Figure data in JSON:

★ ★ ★ ★ ★

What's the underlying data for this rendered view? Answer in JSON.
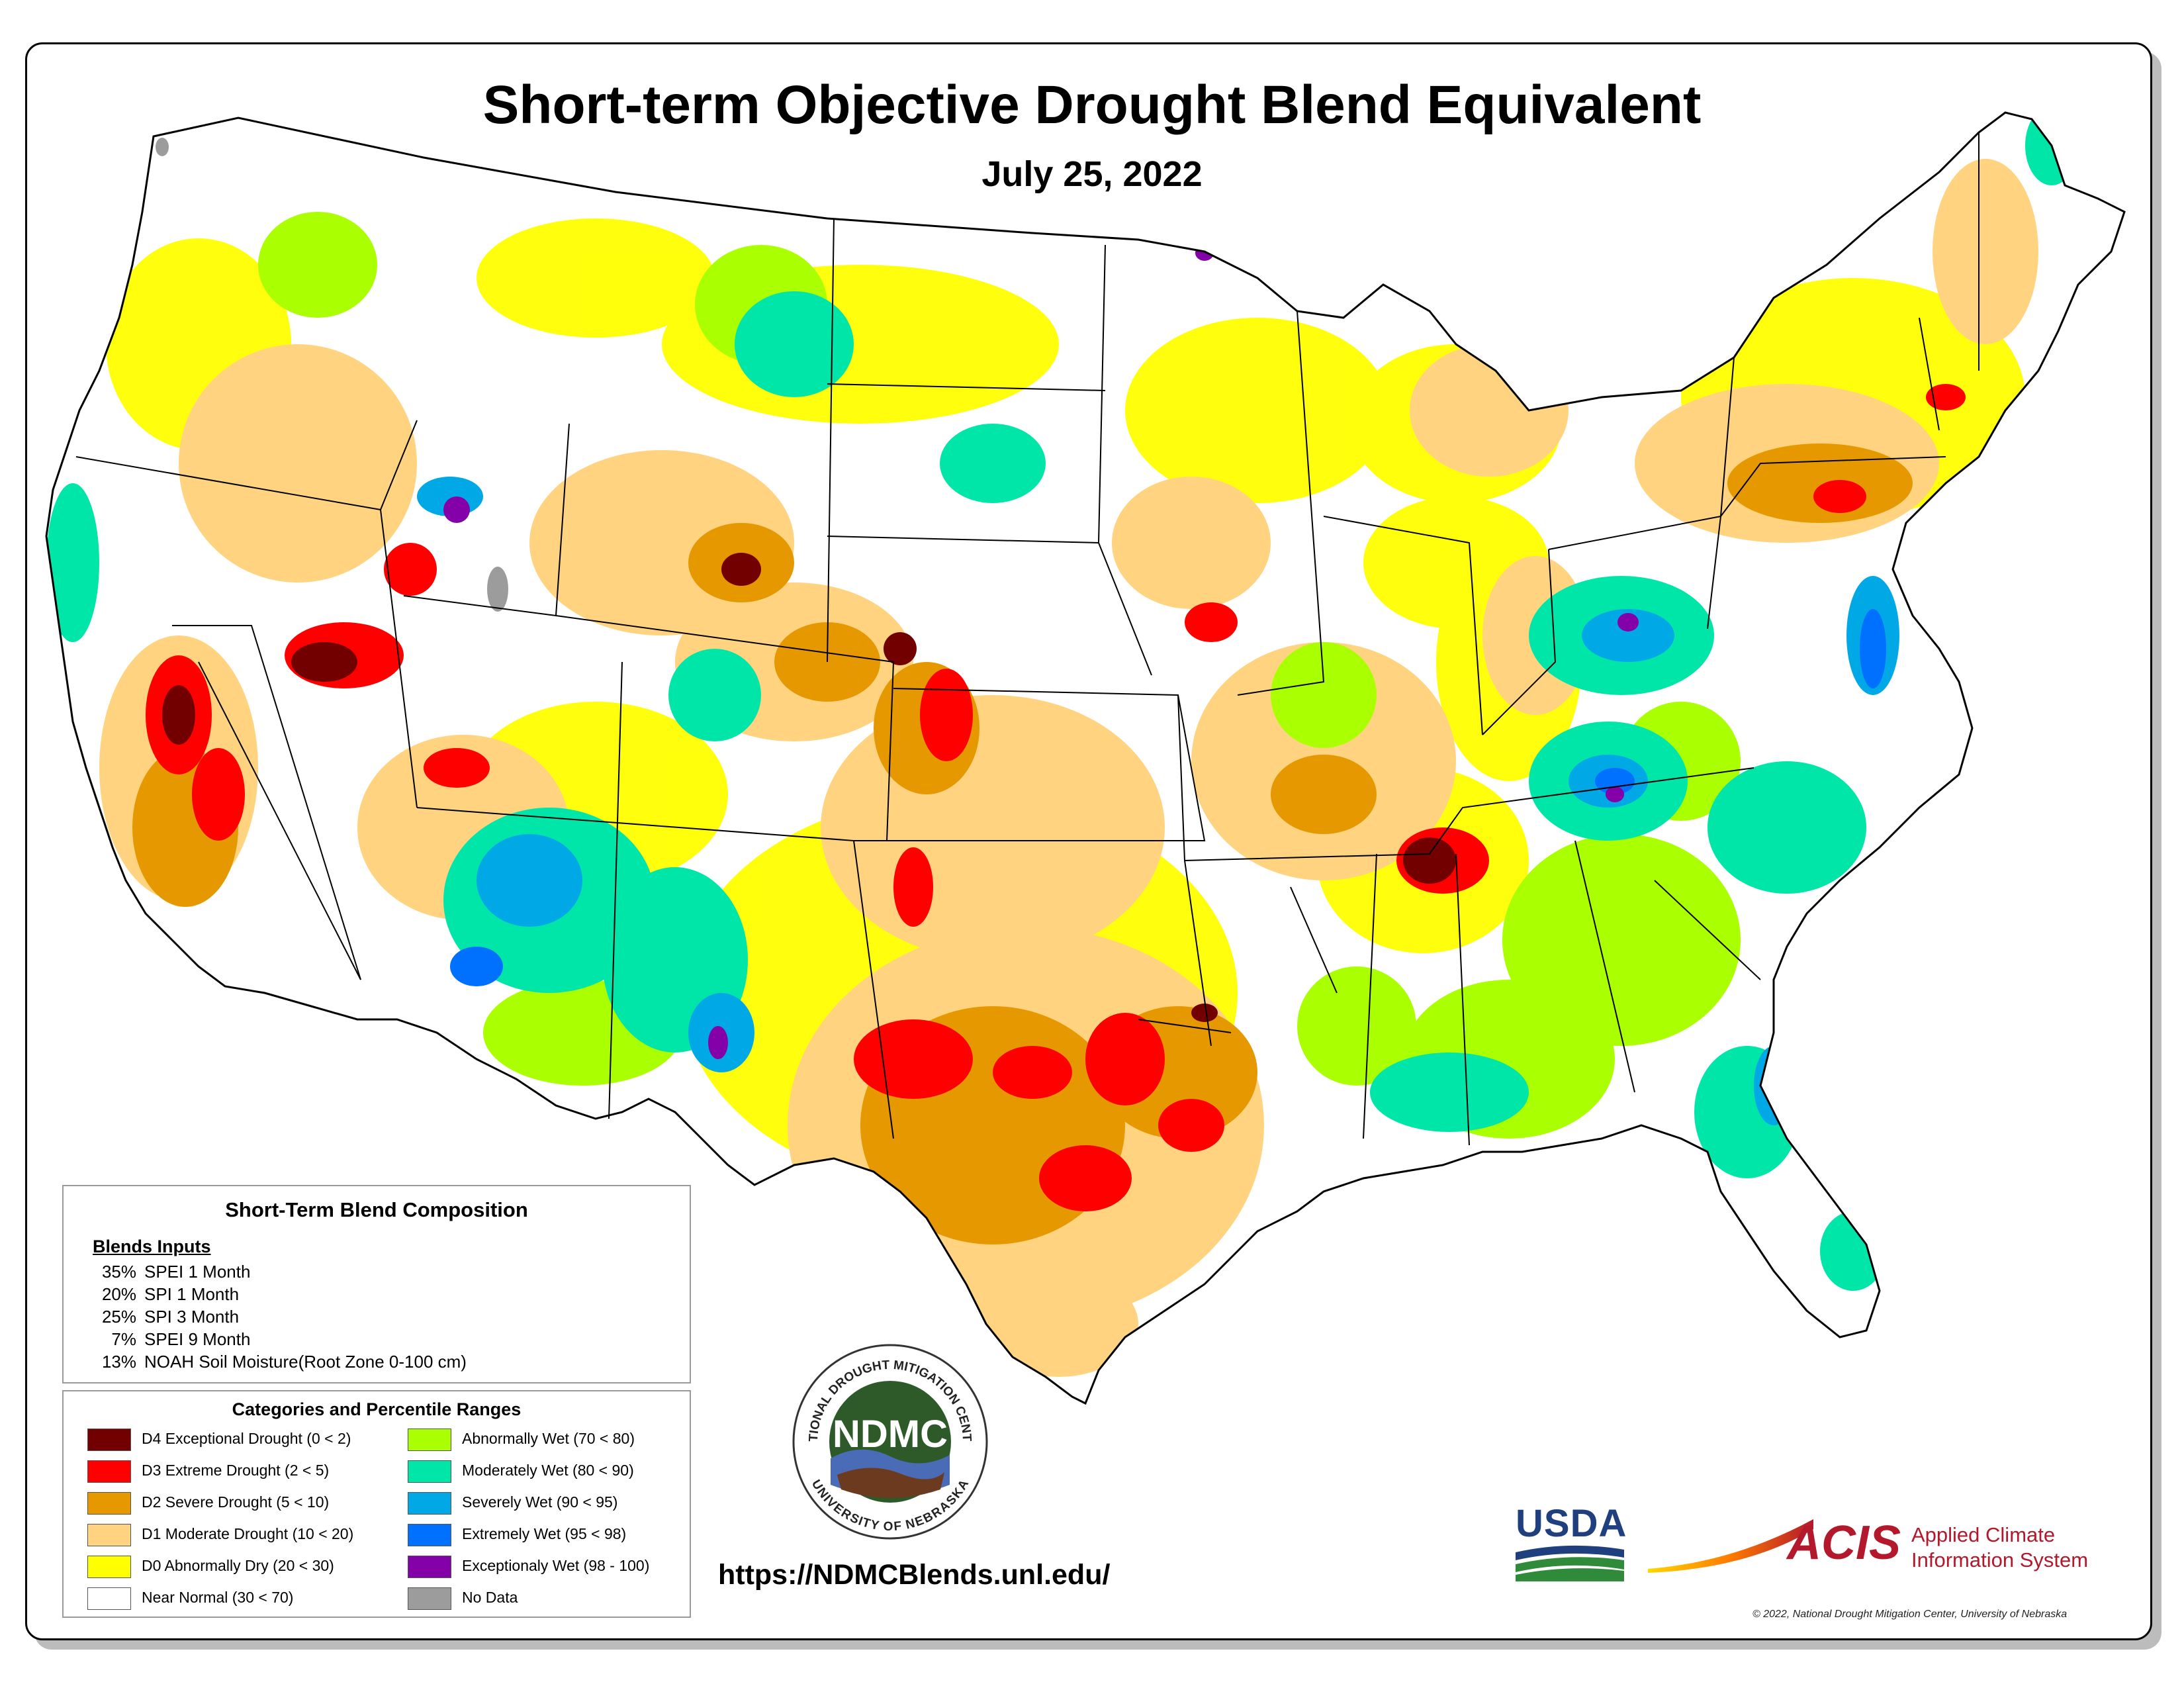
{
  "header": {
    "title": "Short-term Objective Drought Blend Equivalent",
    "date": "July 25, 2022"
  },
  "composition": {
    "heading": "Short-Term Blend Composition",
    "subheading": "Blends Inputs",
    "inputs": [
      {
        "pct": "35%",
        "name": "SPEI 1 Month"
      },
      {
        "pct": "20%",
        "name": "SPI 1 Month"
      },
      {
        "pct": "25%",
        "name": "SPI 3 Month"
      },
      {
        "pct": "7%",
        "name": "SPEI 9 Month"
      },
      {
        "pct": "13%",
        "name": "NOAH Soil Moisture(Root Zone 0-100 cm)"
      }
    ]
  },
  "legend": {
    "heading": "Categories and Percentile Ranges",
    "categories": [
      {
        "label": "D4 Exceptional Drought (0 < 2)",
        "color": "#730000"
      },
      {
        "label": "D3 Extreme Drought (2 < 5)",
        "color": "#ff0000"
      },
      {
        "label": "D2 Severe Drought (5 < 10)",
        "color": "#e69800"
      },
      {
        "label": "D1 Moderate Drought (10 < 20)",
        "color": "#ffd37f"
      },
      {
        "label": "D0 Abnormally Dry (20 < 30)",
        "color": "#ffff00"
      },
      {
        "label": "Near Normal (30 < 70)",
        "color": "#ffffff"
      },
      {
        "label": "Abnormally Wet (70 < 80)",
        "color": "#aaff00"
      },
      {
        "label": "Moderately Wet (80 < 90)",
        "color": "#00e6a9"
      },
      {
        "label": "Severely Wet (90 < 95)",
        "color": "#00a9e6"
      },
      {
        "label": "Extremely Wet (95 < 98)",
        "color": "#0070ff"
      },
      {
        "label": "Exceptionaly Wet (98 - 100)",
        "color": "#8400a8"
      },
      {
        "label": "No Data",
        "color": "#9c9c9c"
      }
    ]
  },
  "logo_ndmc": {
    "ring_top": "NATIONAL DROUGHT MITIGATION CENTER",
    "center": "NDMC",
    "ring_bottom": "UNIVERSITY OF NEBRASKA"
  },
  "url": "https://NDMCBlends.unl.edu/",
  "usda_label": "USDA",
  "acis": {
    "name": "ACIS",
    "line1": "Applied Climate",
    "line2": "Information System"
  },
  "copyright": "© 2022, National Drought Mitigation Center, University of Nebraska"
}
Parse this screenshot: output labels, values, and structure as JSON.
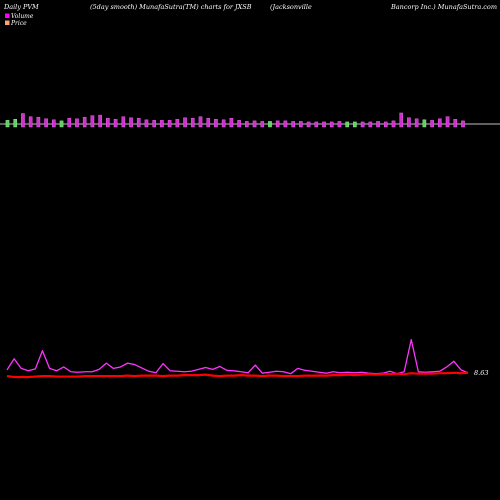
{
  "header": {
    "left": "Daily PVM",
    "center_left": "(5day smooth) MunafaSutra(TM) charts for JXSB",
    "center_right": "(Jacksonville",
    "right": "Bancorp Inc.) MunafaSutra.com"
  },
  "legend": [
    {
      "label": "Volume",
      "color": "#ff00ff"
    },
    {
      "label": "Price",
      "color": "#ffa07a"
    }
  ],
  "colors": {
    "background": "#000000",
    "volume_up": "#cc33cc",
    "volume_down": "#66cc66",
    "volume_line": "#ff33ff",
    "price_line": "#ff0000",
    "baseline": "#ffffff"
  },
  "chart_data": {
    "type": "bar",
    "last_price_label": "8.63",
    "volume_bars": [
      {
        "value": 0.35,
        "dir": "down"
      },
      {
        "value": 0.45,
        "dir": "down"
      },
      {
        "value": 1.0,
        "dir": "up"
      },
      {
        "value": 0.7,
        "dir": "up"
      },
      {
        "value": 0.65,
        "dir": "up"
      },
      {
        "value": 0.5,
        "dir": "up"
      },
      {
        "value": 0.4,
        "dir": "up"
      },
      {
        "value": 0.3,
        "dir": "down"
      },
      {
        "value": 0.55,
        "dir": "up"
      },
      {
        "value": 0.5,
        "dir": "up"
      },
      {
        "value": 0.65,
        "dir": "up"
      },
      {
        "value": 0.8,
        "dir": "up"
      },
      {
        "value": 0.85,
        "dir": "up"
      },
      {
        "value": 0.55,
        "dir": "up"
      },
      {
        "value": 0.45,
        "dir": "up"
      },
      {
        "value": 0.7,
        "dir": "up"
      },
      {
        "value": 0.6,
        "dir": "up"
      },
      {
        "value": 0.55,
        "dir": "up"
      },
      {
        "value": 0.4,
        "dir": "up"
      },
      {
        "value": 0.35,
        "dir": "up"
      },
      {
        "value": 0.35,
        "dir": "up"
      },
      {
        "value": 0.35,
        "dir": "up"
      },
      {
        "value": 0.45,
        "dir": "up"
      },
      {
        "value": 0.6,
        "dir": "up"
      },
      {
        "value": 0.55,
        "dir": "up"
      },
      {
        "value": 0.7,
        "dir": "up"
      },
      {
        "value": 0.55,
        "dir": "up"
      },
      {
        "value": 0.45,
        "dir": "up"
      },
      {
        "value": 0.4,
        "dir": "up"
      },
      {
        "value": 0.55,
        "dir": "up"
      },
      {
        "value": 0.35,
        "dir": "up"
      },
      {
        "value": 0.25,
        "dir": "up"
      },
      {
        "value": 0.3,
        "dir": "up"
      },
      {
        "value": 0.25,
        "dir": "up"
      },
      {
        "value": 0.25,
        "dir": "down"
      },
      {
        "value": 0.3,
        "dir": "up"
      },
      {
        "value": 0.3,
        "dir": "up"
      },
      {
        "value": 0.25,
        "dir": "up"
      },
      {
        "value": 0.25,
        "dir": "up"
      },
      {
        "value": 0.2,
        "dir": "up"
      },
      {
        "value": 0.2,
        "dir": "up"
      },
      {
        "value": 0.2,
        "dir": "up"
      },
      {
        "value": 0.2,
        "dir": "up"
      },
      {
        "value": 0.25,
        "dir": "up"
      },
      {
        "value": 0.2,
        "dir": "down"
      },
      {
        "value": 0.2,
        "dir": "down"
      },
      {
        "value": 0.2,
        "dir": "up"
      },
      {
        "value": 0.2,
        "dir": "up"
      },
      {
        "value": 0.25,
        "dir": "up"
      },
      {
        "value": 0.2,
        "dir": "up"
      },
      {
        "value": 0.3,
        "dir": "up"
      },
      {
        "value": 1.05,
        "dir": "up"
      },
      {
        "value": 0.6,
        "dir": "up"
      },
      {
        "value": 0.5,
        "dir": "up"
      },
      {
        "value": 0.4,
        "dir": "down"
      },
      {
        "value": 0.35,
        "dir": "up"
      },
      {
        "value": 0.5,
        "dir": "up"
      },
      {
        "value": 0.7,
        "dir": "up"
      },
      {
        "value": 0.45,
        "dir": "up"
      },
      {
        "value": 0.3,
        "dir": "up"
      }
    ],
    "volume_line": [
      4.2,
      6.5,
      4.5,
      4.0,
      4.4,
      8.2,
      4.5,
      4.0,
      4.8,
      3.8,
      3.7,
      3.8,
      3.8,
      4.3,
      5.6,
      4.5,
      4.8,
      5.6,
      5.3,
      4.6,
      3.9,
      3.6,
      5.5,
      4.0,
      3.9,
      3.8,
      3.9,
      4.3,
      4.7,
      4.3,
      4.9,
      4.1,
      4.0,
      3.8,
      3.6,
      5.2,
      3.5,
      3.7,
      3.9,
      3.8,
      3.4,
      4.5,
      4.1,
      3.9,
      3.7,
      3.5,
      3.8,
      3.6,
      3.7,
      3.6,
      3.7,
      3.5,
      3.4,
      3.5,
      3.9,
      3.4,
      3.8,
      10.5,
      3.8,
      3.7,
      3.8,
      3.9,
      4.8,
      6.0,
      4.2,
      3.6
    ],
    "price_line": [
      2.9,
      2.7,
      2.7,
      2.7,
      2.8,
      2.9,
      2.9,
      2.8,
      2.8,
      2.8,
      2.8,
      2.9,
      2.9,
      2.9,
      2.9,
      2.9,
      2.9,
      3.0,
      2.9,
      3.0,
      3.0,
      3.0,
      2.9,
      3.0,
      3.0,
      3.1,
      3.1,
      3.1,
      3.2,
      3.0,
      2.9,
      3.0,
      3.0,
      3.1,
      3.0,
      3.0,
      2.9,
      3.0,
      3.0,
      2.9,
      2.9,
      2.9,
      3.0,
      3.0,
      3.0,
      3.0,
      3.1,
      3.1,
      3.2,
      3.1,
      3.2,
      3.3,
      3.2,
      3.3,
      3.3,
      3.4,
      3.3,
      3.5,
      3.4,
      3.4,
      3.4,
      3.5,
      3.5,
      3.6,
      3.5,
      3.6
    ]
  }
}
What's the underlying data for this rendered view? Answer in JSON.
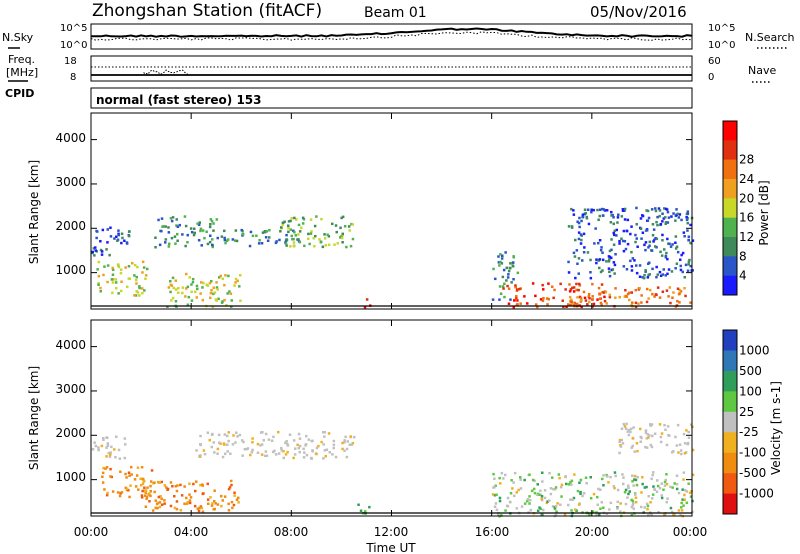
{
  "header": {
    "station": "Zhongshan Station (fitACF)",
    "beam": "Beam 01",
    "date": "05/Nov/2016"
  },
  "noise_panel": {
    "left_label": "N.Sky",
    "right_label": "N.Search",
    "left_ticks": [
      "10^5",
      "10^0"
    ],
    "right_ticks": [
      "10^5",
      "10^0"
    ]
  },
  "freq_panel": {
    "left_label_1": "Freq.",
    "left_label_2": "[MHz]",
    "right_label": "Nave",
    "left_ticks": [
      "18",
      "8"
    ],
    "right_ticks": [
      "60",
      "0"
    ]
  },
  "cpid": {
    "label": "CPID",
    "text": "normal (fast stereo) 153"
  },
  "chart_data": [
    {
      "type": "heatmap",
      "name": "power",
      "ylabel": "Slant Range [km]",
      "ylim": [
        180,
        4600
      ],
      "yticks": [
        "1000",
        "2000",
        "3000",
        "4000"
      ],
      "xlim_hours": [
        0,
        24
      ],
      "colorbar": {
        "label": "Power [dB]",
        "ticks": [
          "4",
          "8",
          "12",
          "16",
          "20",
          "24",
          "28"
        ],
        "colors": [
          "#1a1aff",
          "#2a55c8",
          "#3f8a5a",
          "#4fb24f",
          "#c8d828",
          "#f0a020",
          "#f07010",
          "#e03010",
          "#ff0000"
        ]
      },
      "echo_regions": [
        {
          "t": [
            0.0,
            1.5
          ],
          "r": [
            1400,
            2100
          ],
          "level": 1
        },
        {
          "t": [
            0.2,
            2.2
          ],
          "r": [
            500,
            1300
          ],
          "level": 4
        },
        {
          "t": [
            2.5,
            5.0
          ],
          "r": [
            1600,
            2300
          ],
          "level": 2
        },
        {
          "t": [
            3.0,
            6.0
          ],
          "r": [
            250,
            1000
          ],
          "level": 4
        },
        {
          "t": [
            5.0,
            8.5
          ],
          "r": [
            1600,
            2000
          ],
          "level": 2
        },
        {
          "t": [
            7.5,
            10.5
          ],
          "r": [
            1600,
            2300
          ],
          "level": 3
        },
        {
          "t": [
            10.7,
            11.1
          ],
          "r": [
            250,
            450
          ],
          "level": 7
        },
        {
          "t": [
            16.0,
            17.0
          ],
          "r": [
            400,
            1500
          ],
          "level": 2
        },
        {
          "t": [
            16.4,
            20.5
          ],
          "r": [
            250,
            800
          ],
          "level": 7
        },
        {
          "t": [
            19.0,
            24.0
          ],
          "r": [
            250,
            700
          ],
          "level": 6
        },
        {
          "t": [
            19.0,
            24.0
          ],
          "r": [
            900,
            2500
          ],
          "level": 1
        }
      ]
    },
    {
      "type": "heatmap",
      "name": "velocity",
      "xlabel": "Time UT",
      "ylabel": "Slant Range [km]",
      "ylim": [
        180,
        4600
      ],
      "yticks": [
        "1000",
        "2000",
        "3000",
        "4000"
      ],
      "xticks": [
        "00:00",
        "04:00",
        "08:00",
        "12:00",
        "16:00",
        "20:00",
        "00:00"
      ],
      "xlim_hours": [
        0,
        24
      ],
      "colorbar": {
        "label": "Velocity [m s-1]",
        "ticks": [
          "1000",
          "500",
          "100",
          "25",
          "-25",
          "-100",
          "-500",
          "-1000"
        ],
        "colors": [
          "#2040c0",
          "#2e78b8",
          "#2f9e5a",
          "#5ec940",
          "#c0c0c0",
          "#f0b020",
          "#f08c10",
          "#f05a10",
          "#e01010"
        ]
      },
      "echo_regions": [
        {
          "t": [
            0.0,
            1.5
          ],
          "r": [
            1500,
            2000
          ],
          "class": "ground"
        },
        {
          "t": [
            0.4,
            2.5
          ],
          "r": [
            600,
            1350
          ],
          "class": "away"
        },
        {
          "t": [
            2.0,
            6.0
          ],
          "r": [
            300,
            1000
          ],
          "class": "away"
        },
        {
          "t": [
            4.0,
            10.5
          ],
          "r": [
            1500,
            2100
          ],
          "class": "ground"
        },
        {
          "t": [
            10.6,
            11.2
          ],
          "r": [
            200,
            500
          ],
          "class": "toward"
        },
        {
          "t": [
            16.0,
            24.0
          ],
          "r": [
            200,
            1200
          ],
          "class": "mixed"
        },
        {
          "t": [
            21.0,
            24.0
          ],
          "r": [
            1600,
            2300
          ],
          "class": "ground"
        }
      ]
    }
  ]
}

★ ★ ★ ★ ★

Stated problem> Look over the records above and copy each line that includes the string "Short".

Full answer>
    "title": "Short-term Objective Drought Blend Equivalent",
    "heading": "Short-Term Blend Composition",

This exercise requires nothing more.